* _AIM OF THE TASK_
From the entries below, reproduce exactly the lines from the one with "What's the underlying" through the one with "Output a JSON", both included, without images.

* _Extracted records_
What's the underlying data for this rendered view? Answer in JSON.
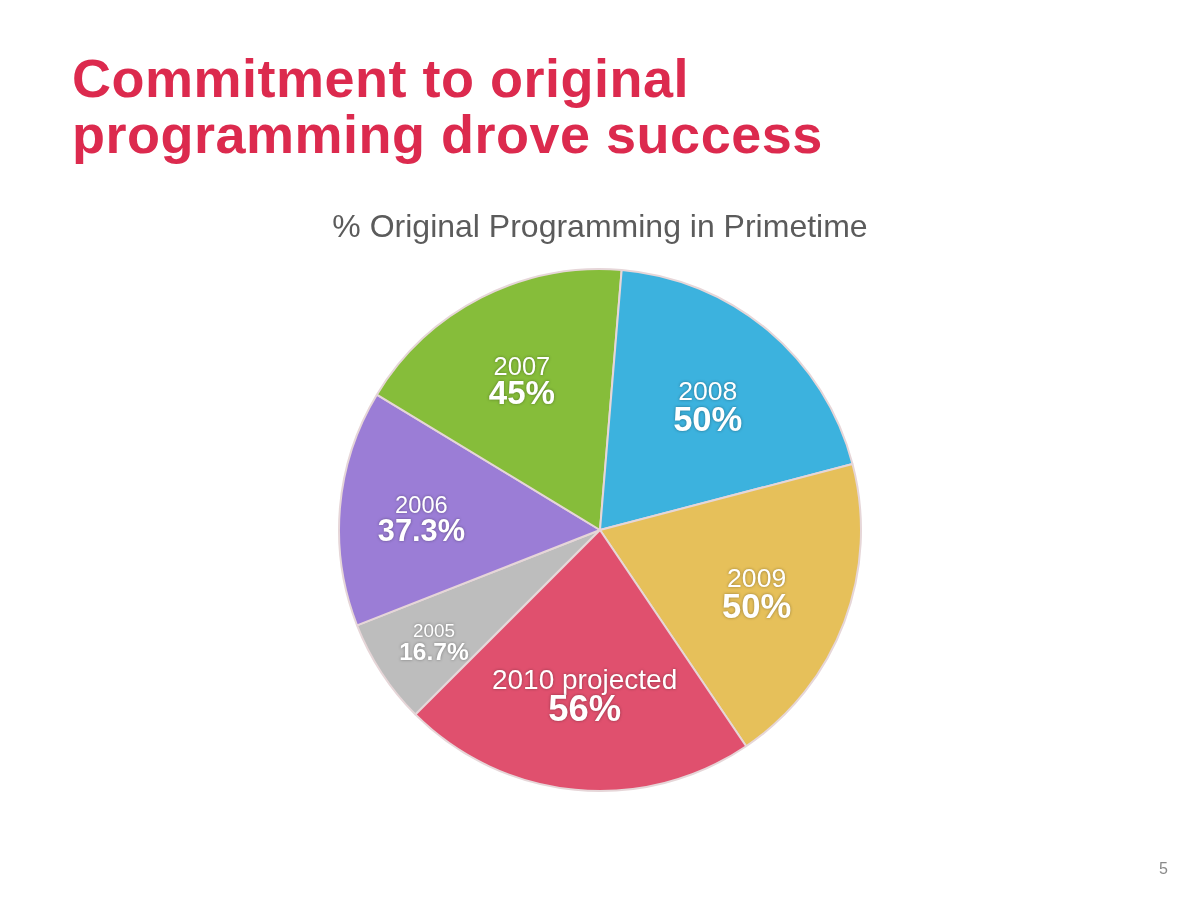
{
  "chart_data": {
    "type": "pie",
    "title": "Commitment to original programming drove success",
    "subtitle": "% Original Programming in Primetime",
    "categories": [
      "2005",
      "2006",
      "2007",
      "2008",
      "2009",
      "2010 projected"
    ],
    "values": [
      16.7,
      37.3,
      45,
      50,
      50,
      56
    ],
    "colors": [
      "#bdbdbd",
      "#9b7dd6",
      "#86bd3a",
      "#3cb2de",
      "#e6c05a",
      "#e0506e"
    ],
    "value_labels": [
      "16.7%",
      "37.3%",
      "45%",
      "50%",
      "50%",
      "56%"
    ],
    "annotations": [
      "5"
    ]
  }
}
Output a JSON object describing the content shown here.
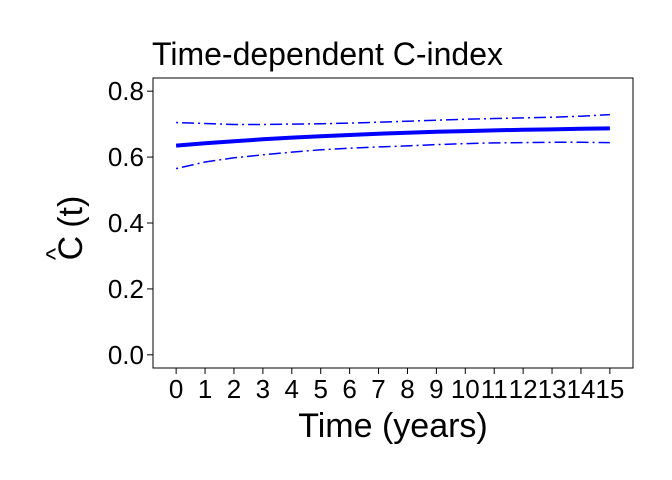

...

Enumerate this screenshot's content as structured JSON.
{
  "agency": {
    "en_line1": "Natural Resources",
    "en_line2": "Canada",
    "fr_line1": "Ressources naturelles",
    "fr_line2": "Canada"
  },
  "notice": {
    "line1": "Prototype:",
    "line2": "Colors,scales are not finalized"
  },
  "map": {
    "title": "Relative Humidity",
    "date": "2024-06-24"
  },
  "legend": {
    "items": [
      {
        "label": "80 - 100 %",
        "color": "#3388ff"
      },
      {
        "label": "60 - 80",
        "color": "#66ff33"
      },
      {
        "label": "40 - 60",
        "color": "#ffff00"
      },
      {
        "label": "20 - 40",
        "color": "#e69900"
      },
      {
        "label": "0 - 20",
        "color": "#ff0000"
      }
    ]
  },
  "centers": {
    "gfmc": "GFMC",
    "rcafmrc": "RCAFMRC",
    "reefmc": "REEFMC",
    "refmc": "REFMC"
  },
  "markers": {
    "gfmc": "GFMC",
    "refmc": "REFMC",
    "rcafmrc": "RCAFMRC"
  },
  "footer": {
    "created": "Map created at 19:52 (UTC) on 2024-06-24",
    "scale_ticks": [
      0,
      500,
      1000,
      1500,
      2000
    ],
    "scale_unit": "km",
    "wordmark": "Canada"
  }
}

* * *

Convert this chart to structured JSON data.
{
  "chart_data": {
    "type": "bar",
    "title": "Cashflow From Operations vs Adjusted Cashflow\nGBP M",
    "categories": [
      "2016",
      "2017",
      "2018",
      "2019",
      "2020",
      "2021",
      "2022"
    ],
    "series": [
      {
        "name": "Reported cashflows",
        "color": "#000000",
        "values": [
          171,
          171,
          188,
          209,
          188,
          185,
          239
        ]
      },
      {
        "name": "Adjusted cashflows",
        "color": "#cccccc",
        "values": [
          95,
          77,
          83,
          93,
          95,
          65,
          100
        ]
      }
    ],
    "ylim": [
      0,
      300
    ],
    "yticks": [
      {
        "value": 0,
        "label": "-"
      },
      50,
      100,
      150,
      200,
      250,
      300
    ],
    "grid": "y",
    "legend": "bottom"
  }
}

* _TASK ANSWER_
What's the underlying data for this rendered view? Answer in JSON.
{
  "chart_data": {
    "type": "pie",
    "title": "Commitment to original programming drove success",
    "subtitle": "% Original Programming in Primetime",
    "categories": [
      "2005",
      "2006",
      "2007",
      "2008",
      "2009",
      "2010 projected"
    ],
    "values": [
      16.7,
      37.3,
      45,
      50,
      50,
      56
    ],
    "colors": [
      "#bdbdbd",
      "#9b7dd6",
      "#86bd3a",
      "#3cb2de",
      "#e6c05a",
      "#e0506e"
    ],
    "value_labels": [
      "16.7%",
      "37.3%",
      "45%",
      "50%",
      "50%",
      "56%"
    ],
    "annotations": [
      "5"
    ]
  }
}
Output a JSON object describing the content shown here.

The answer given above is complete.